■ What the exercise asks
Which lines below hold the word "xlabel"? Copy all of them.

-- Start of Data for the task --

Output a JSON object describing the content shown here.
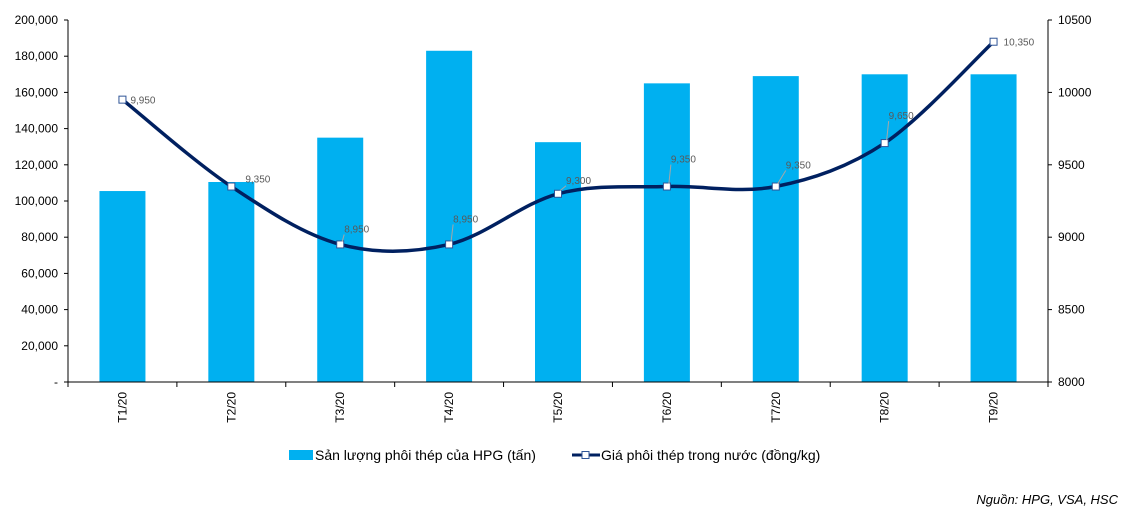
{
  "chart_data": {
    "type": "bar+line",
    "categories": [
      "T1/20",
      "T2/20",
      "T3/20",
      "T4/20",
      "T5/20",
      "T6/20",
      "T7/20",
      "T8/20",
      "T9/20"
    ],
    "series": [
      {
        "name": "Sản lượng phôi thép của HPG (tấn)",
        "type": "bar",
        "axis": "left",
        "values": [
          105500,
          110500,
          135000,
          183000,
          132500,
          165000,
          169000,
          170000,
          170000
        ],
        "color": "#00B0F0"
      },
      {
        "name": "Giá phôi thép trong nước (đồng/kg)",
        "type": "line",
        "axis": "right",
        "smooth": true,
        "values": [
          9950,
          9350,
          8950,
          8950,
          9300,
          9350,
          9350,
          9650,
          10350
        ],
        "data_labels": [
          "9,950",
          "9,350",
          "8,950",
          "8,950",
          "9,300",
          "9,350",
          "9,350",
          "9,650",
          "10,350"
        ],
        "color": "#002060"
      }
    ],
    "y_left": {
      "range": [
        0,
        200000
      ],
      "ticks": [
        "-",
        "20,000",
        "40,000",
        "60,000",
        "80,000",
        "100,000",
        "120,000",
        "140,000",
        "160,000",
        "180,000",
        "200,000"
      ]
    },
    "y_right": {
      "range": [
        8000,
        10500
      ],
      "ticks": [
        "8000",
        "8500",
        "9000",
        "9500",
        "10000",
        "10500"
      ]
    },
    "grid": false,
    "legend": "bottom",
    "source": "Nguồn: HPG, VSA, HSC"
  }
}
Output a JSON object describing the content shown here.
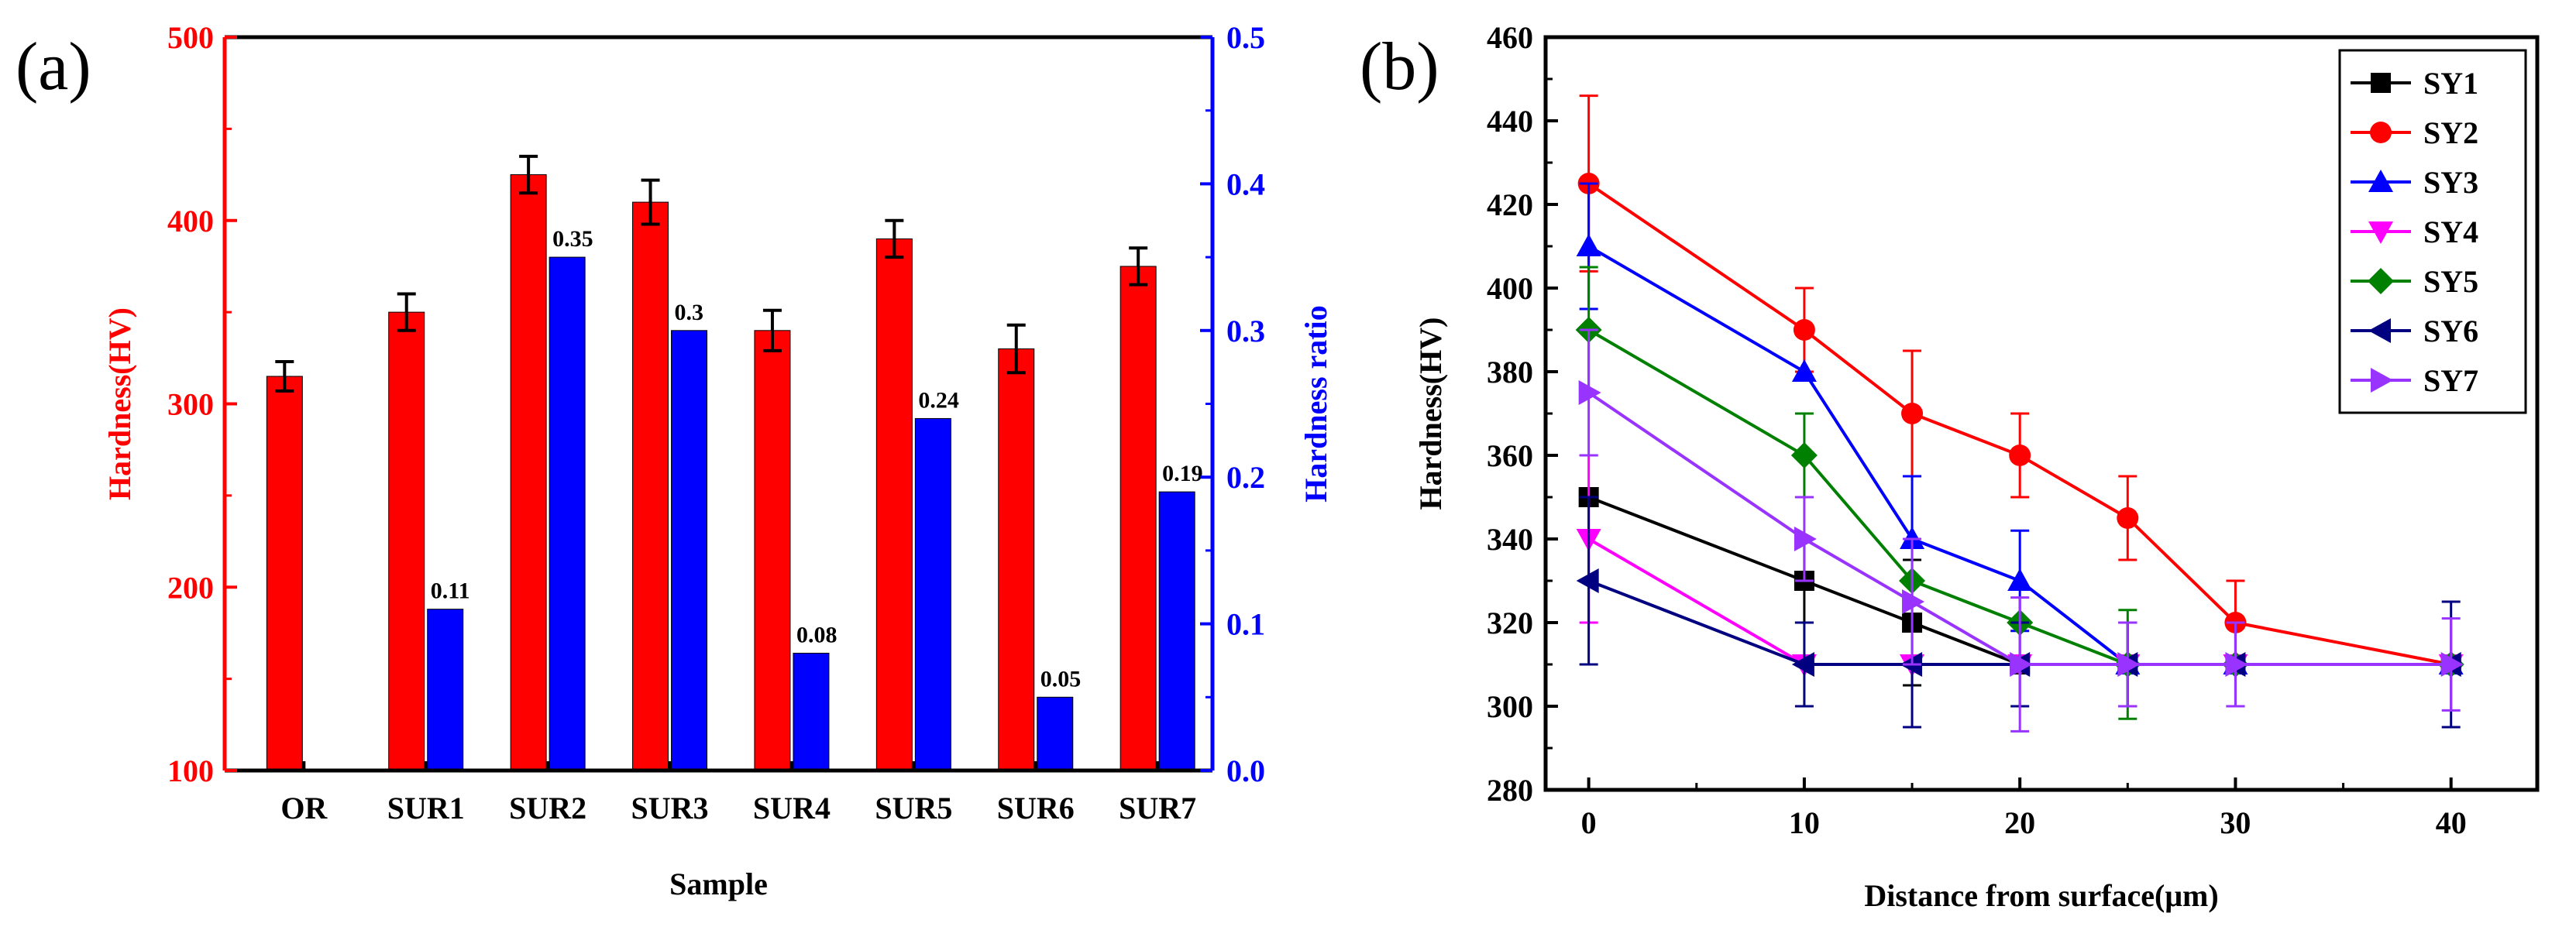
{
  "figure": {
    "panel_a_label": "(a)",
    "panel_b_label": "(b)"
  },
  "chart_data": [
    {
      "type": "bar",
      "panel": "(a)",
      "xlabel": "Sample",
      "ylabel": "Hardness(HV)",
      "y2label": "Hardness ratio",
      "categories": [
        "OR",
        "SUR1",
        "SUR2",
        "SUR3",
        "SUR4",
        "SUR5",
        "SUR6",
        "SUR7"
      ],
      "ylim": [
        100,
        500
      ],
      "yticks": [
        100,
        200,
        300,
        400,
        500
      ],
      "y2lim": [
        0.0,
        0.5
      ],
      "y2ticks": [
        "0.0",
        "0.1",
        "0.2",
        "0.3",
        "0.4",
        "0.5"
      ],
      "series": [
        {
          "color": "#ff0000",
          "axis": "left",
          "values": [
            315,
            350,
            425,
            410,
            340,
            390,
            330,
            375
          ],
          "errors": [
            8,
            10,
            10,
            12,
            11,
            10,
            13,
            10
          ]
        },
        {
          "color": "#0000ff",
          "axis": "right",
          "values": [
            null,
            0.11,
            0.35,
            0.3,
            0.08,
            0.24,
            0.05,
            0.19
          ],
          "labels": [
            "",
            "0.11",
            "0.35",
            "0.3",
            "0.08",
            "0.24",
            "0.05",
            "0.19"
          ]
        }
      ]
    },
    {
      "type": "line",
      "panel": "(b)",
      "xlabel": "Distance from surface(μm)",
      "ylabel": "Hardness(HV)",
      "xlim": [
        -2,
        44
      ],
      "ylim": [
        280,
        460
      ],
      "xticks": [
        0,
        10,
        20,
        30,
        40
      ],
      "yticks": [
        280,
        300,
        320,
        340,
        360,
        380,
        400,
        420,
        440,
        460
      ],
      "legend_position": "top-right",
      "series": [
        {
          "name": "SY1",
          "color": "#000000",
          "marker": "square",
          "x": [
            0,
            10,
            15,
            20,
            25,
            30,
            40
          ],
          "y": [
            350,
            330,
            320,
            310,
            310,
            310,
            310
          ],
          "err": [
            0,
            10,
            15,
            0,
            0,
            0,
            0
          ]
        },
        {
          "name": "SY2",
          "color": "#ff0000",
          "marker": "circle",
          "x": [
            0,
            10,
            15,
            20,
            25,
            30,
            40
          ],
          "y": [
            425,
            390,
            370,
            360,
            345,
            320,
            310
          ],
          "err": [
            21,
            10,
            15,
            10,
            10,
            10,
            0
          ]
        },
        {
          "name": "SY3",
          "color": "#0000ff",
          "marker": "triangle-up",
          "x": [
            0,
            10,
            15,
            20,
            25,
            30,
            40
          ],
          "y": [
            410,
            380,
            340,
            330,
            310,
            310,
            310
          ],
          "err": [
            15,
            0,
            15,
            12,
            0,
            0,
            0
          ]
        },
        {
          "name": "SY4",
          "color": "#ff00ff",
          "marker": "triangle-down",
          "x": [
            0,
            10,
            15,
            20,
            25,
            30,
            40
          ],
          "y": [
            340,
            310,
            310,
            310,
            310,
            310,
            310
          ],
          "err": [
            20,
            0,
            0,
            0,
            10,
            0,
            0
          ]
        },
        {
          "name": "SY5",
          "color": "#008000",
          "marker": "diamond",
          "x": [
            0,
            10,
            15,
            20,
            25,
            30,
            40
          ],
          "y": [
            390,
            360,
            330,
            320,
            310,
            310,
            310
          ],
          "err": [
            15,
            10,
            0,
            0,
            13,
            0,
            0
          ]
        },
        {
          "name": "SY6",
          "color": "#000080",
          "marker": "triangle-left",
          "x": [
            0,
            10,
            15,
            20,
            25,
            30,
            40
          ],
          "y": [
            330,
            310,
            310,
            310,
            310,
            310,
            310
          ],
          "err": [
            20,
            10,
            15,
            10,
            10,
            10,
            15
          ]
        },
        {
          "name": "SY7",
          "color": "#9933ff",
          "marker": "triangle-right",
          "x": [
            0,
            10,
            15,
            20,
            25,
            30,
            40
          ],
          "y": [
            375,
            340,
            325,
            310,
            310,
            310,
            310
          ],
          "err": [
            15,
            10,
            15,
            16,
            10,
            10,
            11
          ]
        }
      ]
    }
  ]
}
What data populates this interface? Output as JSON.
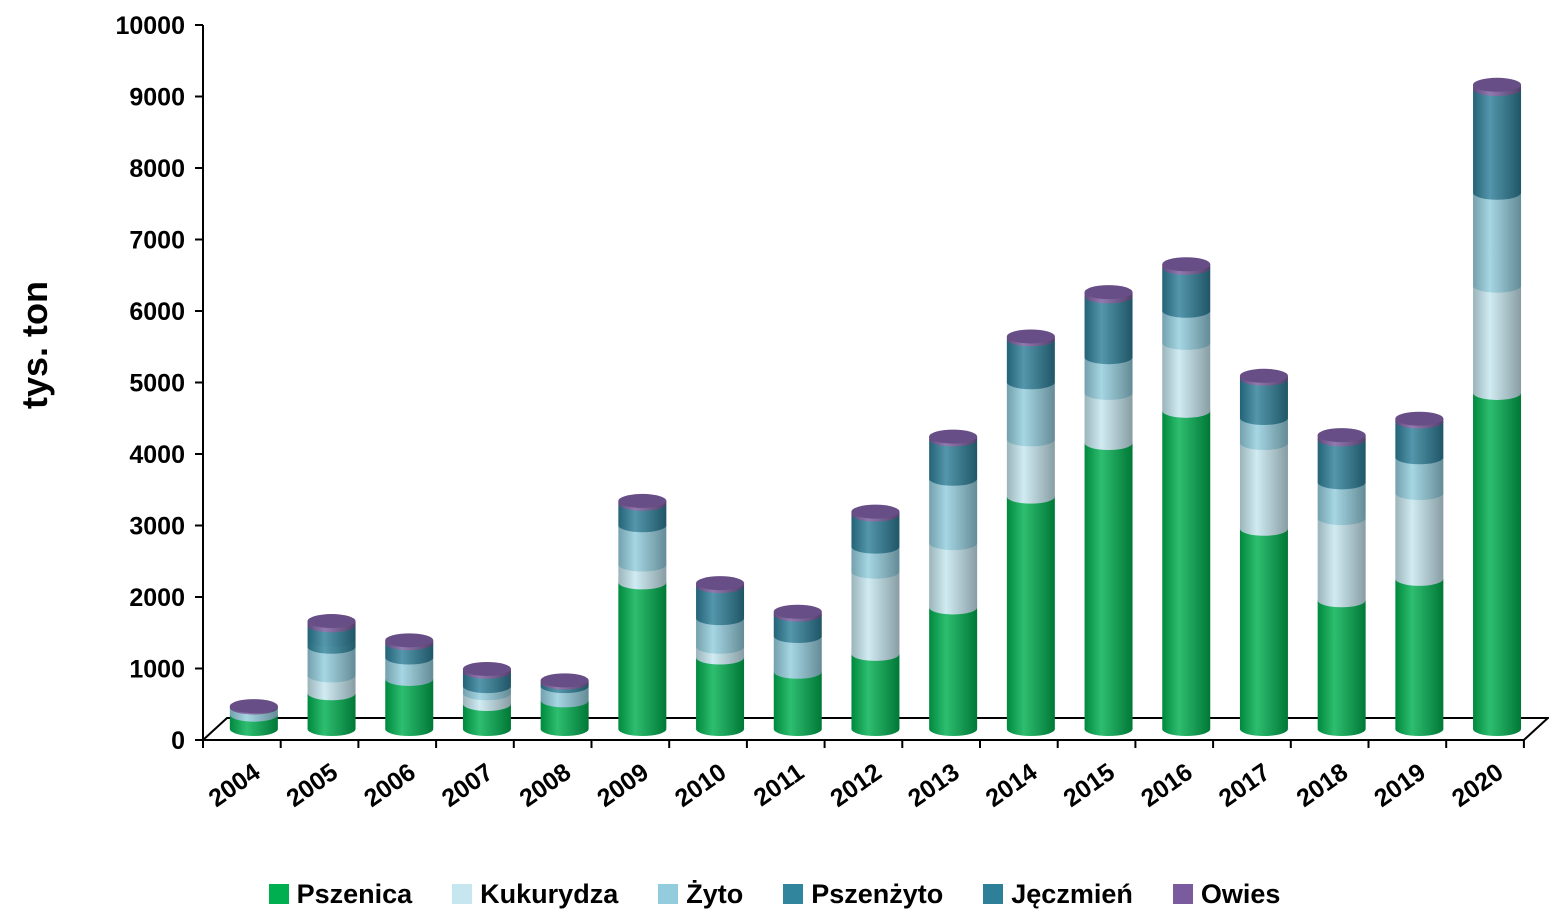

-- End of Data for the task --

■ Output for this task
      "xlabel": "Sample",
      "xlabel": "Distance from surface(μm)",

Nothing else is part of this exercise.